Instruction:
Where the word "Wystąpienie" occurs in a line, return that line.

Figure collection entries:
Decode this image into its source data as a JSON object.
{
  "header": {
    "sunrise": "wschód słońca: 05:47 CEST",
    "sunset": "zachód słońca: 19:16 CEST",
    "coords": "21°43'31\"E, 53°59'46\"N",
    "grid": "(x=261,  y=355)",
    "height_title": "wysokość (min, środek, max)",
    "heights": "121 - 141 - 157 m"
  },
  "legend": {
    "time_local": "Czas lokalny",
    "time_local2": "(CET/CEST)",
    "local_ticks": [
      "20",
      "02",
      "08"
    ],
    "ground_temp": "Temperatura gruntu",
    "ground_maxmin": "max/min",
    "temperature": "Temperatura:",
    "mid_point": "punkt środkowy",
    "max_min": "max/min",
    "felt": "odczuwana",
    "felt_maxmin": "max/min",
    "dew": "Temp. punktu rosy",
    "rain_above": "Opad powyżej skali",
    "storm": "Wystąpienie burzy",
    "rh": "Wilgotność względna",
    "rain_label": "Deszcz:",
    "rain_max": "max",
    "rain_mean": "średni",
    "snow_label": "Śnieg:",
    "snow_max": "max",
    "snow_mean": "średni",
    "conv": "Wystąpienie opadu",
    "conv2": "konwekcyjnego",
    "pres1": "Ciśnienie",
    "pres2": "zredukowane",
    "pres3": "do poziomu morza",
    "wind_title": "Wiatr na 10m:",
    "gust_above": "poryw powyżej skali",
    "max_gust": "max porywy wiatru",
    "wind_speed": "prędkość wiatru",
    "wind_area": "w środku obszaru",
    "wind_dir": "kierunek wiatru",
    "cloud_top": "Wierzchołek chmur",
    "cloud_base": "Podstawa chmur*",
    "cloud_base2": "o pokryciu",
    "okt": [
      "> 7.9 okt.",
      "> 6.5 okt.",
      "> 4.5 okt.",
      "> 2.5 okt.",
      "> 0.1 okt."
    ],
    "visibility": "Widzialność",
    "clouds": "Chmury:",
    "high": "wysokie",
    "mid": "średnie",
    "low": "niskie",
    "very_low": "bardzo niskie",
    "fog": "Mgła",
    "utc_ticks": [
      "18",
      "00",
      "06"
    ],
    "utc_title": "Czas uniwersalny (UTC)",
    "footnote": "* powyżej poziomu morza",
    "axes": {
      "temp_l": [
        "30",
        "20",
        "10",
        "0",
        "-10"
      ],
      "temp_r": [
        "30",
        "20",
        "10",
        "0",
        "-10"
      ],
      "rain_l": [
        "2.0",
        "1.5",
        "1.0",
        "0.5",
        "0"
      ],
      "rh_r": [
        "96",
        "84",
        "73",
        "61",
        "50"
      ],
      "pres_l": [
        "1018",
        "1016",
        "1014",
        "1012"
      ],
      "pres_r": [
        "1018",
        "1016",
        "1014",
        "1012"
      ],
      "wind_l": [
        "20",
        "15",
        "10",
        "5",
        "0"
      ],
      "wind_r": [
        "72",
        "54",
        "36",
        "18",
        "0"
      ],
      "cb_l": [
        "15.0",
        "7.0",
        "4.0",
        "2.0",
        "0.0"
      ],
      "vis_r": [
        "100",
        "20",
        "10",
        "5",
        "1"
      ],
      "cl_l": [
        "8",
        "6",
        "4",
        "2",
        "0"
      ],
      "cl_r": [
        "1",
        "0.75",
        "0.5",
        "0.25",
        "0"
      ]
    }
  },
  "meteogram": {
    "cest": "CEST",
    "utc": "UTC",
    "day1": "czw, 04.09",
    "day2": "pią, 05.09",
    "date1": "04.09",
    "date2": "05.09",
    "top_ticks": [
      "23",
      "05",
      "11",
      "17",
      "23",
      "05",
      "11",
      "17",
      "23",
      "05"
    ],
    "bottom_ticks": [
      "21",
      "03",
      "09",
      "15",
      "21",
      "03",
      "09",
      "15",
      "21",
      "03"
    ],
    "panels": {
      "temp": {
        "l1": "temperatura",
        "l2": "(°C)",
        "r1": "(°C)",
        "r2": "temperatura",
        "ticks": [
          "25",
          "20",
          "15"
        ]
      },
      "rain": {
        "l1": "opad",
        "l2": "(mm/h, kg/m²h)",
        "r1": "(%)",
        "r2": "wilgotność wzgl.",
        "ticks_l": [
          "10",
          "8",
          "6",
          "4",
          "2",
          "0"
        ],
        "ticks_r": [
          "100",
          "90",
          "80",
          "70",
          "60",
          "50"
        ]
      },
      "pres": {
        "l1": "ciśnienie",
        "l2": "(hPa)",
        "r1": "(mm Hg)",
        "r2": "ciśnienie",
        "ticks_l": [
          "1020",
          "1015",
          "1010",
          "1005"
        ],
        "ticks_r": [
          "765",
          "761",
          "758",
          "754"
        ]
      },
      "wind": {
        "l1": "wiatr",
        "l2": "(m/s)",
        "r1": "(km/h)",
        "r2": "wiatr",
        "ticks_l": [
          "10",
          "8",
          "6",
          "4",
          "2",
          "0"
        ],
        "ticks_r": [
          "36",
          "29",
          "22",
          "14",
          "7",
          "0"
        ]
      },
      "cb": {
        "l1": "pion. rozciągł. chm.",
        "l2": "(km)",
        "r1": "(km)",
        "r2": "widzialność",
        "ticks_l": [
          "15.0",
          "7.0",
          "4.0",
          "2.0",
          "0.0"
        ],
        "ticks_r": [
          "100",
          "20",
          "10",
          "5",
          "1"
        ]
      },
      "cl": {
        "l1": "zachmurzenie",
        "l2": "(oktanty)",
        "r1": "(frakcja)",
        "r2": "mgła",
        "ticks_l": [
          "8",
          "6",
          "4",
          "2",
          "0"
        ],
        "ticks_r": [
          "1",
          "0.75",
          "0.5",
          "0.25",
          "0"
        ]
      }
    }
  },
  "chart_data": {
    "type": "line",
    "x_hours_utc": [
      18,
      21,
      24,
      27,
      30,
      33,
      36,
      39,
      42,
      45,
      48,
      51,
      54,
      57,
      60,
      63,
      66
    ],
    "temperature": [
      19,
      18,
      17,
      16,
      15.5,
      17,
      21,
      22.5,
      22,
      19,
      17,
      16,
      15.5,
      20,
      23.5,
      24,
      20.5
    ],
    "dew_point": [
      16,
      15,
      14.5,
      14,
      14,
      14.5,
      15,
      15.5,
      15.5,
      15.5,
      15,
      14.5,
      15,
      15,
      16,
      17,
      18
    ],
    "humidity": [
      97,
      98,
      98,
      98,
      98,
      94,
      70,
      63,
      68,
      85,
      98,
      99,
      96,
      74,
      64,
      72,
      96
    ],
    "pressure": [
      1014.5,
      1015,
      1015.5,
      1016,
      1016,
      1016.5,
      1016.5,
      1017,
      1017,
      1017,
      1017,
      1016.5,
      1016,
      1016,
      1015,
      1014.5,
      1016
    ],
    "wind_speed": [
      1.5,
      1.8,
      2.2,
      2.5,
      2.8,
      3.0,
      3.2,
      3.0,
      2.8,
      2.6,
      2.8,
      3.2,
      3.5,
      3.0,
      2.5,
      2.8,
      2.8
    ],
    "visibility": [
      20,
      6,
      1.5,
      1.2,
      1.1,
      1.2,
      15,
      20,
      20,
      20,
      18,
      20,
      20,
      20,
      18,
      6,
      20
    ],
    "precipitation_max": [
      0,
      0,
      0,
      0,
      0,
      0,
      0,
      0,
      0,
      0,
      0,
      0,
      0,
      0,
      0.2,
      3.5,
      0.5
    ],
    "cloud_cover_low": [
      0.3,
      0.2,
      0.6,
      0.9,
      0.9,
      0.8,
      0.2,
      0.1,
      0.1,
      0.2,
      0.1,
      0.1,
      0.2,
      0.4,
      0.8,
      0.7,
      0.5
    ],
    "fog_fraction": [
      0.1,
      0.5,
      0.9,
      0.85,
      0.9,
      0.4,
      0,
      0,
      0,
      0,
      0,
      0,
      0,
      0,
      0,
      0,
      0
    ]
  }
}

Task response:
    "storm": "Wystąpienie burzy",
    "conv": "Wystąpienie opadu",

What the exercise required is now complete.